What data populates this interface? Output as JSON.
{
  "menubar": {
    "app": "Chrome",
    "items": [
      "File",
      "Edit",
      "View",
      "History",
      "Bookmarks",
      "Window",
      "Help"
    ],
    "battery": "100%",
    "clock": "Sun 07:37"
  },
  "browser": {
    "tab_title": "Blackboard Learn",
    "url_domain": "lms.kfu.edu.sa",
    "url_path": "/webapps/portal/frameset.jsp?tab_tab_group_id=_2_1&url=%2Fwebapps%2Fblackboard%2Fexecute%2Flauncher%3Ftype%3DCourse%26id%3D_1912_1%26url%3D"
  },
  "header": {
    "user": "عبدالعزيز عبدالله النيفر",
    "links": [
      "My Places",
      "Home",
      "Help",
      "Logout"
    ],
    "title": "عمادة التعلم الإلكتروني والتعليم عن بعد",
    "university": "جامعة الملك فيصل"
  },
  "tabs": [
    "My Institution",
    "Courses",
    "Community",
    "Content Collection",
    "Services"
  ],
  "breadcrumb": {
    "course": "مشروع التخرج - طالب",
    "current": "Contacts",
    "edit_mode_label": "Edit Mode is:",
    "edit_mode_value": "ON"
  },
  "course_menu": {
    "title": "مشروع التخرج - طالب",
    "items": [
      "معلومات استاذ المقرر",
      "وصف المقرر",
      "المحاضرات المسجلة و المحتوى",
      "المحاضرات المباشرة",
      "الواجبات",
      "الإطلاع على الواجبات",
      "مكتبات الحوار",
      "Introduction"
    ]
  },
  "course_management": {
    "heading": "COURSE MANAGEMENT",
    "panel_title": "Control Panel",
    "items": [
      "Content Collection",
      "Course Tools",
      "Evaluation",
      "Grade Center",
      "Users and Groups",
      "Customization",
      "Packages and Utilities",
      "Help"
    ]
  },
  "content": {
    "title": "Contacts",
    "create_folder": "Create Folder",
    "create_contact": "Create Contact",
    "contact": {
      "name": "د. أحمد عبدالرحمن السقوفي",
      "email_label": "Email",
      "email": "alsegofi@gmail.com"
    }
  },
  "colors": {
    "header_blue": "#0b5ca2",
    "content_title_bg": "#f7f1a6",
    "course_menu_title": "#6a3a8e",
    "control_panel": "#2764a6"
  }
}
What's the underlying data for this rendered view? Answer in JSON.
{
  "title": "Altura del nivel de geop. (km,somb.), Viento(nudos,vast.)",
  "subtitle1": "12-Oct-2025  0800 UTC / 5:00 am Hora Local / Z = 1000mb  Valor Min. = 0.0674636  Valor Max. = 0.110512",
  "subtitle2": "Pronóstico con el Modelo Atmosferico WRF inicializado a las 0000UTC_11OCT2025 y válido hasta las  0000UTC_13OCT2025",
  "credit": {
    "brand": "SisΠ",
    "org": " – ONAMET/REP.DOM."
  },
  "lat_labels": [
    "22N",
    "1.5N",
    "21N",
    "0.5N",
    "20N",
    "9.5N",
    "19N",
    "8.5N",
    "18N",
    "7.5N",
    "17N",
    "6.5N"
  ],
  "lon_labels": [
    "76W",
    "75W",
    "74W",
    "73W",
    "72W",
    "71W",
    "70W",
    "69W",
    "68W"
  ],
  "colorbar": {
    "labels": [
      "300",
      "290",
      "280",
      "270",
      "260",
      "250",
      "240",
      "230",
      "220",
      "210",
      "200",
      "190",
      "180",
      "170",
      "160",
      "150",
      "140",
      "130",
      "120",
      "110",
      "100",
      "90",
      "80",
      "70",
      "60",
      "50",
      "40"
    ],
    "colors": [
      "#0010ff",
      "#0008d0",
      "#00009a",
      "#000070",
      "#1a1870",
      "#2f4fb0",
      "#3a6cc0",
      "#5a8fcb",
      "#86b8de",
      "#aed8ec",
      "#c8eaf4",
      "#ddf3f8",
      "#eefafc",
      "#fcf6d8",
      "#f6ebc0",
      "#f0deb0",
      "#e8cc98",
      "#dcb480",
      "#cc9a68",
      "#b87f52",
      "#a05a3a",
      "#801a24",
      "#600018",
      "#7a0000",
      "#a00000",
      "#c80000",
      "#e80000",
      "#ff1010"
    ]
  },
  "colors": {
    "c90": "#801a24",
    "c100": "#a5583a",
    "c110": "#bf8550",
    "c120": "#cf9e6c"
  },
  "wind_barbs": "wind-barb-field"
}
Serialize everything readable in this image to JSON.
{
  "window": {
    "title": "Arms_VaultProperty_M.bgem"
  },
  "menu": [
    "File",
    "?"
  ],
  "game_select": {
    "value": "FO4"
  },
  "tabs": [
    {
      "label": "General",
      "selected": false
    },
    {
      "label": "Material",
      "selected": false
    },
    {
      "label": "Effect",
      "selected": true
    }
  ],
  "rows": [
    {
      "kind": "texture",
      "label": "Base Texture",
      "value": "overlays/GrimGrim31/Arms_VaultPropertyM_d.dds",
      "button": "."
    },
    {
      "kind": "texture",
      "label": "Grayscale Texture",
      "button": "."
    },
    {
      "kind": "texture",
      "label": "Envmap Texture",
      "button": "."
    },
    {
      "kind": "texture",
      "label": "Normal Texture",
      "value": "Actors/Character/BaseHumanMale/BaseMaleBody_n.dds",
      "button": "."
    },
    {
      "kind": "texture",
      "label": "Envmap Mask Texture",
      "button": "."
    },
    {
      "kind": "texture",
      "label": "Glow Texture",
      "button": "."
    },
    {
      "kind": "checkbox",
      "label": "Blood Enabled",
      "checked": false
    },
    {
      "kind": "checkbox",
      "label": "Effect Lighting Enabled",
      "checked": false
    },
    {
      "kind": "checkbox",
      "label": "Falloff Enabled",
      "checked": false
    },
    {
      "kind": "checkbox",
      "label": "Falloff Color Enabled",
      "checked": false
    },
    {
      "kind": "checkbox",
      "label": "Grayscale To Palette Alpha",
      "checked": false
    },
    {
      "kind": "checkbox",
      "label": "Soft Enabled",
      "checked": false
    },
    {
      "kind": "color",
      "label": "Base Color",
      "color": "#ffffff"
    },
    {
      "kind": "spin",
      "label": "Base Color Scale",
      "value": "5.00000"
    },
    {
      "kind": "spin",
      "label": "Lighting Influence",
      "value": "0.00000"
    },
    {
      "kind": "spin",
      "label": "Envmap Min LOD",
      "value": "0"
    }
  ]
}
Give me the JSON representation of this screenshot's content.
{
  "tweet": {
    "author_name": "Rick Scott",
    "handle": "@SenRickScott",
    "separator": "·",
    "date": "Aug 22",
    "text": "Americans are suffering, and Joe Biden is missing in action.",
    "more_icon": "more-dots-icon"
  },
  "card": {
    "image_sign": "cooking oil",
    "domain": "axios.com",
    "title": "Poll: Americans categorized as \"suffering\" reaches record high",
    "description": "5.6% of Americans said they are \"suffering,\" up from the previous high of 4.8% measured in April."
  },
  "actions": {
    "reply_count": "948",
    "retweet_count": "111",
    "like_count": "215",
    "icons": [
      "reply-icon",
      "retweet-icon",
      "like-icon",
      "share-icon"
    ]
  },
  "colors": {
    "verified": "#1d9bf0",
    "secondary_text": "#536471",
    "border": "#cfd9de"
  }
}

= What is asked =
Using the listing, collect all lines in which the string "data" is found.

= Task response =
What data populates this interface? Output as JSON.
What's the underlying data for this rendered view? Answer in JSON.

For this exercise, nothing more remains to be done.